**Exercise prompt**
Wherever a line below holds the word "icon", copy that line.

Collected data
--------
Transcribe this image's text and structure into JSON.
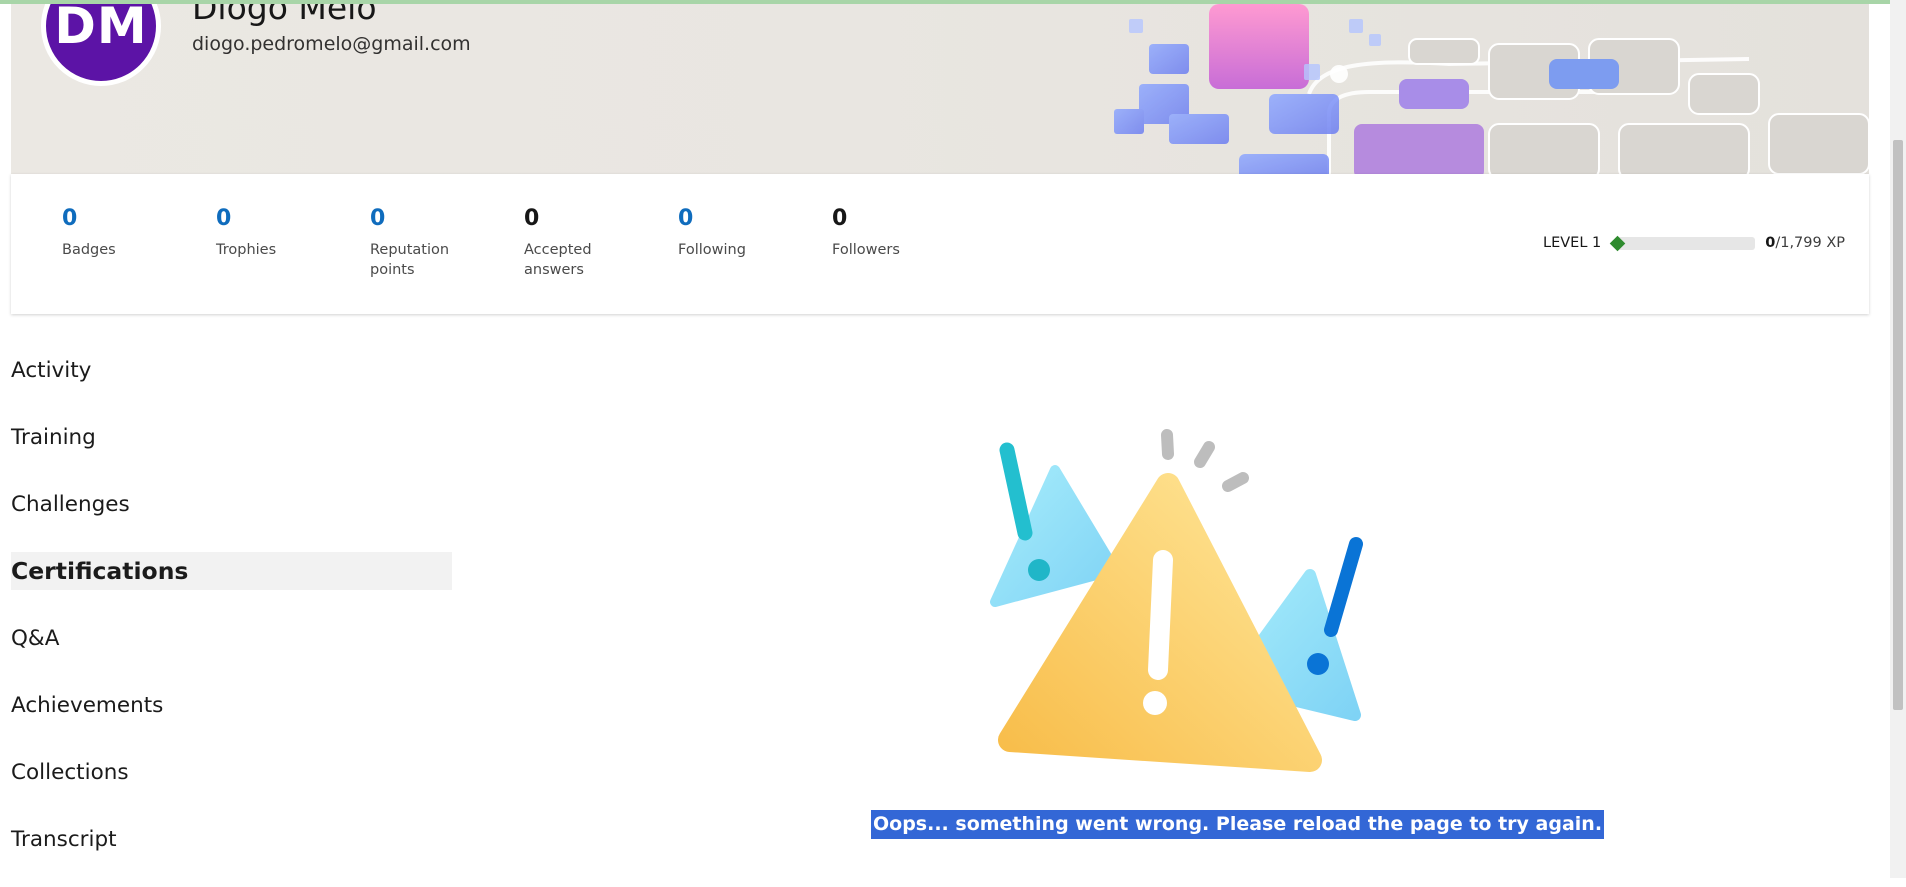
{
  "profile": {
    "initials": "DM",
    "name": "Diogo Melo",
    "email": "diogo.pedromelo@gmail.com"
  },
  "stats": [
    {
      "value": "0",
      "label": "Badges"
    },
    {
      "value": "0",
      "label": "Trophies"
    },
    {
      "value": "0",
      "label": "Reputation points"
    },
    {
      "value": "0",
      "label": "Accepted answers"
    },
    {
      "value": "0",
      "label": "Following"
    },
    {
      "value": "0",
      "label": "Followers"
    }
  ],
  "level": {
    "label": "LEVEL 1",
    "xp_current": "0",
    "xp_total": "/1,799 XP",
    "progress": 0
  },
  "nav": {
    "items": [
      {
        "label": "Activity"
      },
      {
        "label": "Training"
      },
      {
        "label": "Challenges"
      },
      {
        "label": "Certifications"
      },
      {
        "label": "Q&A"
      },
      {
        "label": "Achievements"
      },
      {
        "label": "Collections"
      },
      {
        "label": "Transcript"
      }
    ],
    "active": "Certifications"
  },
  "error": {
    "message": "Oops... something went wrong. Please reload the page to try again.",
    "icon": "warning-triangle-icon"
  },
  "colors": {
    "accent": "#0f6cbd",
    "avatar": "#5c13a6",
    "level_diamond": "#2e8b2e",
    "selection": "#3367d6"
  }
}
--------
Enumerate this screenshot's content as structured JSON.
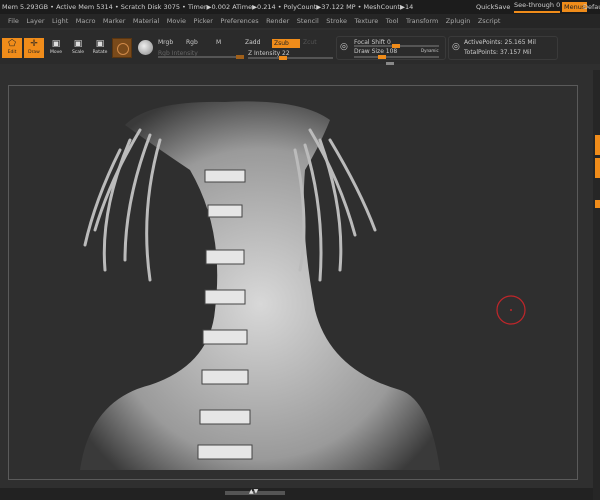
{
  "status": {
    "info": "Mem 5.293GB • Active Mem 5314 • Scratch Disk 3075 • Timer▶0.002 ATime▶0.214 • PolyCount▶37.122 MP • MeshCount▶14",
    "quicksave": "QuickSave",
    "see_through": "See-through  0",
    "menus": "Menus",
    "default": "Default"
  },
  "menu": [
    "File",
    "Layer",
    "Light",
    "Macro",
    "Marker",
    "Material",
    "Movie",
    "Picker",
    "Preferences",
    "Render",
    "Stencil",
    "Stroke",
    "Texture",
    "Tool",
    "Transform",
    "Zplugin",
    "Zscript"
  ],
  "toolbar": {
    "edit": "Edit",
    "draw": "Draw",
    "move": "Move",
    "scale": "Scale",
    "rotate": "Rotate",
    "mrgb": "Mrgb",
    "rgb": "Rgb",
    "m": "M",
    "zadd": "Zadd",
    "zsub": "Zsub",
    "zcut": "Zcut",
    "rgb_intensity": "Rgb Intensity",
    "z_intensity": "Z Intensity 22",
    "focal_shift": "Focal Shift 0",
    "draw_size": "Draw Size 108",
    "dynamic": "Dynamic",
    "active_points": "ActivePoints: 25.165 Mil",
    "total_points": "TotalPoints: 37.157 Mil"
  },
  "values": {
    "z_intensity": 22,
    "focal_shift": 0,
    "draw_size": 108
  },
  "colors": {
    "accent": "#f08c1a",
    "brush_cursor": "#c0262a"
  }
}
--------
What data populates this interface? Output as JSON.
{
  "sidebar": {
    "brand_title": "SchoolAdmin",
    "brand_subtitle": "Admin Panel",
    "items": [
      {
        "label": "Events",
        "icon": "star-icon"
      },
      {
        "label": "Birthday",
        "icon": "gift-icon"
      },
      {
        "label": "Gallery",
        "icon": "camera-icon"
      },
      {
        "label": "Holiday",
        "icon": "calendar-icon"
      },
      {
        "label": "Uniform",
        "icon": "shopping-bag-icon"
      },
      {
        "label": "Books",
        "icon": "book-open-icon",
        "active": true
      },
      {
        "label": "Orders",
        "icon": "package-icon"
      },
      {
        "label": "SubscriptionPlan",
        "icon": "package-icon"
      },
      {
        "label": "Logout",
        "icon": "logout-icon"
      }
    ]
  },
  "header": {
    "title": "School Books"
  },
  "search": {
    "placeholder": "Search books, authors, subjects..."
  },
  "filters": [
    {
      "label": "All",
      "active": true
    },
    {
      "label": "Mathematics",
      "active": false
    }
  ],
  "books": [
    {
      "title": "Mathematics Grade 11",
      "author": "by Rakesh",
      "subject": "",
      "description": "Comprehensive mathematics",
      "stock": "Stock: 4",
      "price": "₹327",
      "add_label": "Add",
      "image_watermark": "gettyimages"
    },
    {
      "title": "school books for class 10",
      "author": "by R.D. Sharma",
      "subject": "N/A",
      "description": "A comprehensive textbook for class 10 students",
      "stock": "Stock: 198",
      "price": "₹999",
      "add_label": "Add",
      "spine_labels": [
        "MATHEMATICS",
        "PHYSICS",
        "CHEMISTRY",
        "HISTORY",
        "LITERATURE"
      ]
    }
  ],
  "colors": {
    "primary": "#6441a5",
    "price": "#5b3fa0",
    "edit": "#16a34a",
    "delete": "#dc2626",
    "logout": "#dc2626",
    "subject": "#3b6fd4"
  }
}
--------
**Written answer**
    "icon": "warning-triangle-icon"
        "icon": "star-icon"
        "icon": "gift-icon"
        "icon": "camera-icon"
        "icon": "calendar-icon"
        "icon": "shopping-bag-icon"
        "icon": "book-open-icon",
        "icon": "package-icon"
        "icon": "package-icon"
        "icon": "logout-icon"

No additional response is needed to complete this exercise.